**Objective**: Where a line of the material contains the string "acos", copy that line.

**Extracted information**:

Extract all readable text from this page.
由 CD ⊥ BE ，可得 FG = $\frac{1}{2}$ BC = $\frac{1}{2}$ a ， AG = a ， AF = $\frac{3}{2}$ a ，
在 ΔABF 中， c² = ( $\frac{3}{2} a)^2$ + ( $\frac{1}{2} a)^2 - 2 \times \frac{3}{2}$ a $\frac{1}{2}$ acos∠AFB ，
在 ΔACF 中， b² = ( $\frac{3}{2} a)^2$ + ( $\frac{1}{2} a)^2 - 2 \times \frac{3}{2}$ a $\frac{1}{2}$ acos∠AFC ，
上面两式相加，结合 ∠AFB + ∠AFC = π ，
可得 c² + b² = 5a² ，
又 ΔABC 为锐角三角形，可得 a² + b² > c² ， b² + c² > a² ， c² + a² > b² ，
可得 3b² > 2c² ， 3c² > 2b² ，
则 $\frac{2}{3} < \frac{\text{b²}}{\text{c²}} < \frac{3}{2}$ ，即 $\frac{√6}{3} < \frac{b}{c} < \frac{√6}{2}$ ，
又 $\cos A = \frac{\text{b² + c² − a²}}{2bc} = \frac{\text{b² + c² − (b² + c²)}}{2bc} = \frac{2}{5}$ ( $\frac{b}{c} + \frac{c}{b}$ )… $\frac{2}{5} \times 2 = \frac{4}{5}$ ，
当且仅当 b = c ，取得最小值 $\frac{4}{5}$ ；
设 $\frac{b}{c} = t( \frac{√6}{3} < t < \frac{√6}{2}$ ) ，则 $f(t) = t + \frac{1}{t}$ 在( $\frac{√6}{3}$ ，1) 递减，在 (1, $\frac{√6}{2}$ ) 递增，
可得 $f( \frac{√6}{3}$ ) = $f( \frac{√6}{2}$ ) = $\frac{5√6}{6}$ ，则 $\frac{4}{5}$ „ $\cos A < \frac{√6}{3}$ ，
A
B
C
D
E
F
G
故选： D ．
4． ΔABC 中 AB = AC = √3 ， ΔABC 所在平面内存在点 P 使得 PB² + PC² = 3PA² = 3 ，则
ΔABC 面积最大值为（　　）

**Correct response**:
在 ΔABF 中， c² = ( $\frac{3}{2} a)^2$ + ( $\frac{1}{2} a)^2 - 2 \times \frac{3}{2}$ a $\frac{1}{2}$ acos∠AFB ，
在 ΔACF 中， b² = ( $\frac{3}{2} a)^2$ + ( $\frac{1}{2} a)^2 - 2 \times \frac{3}{2}$ a $\frac{1}{2}$ acos∠AFC ，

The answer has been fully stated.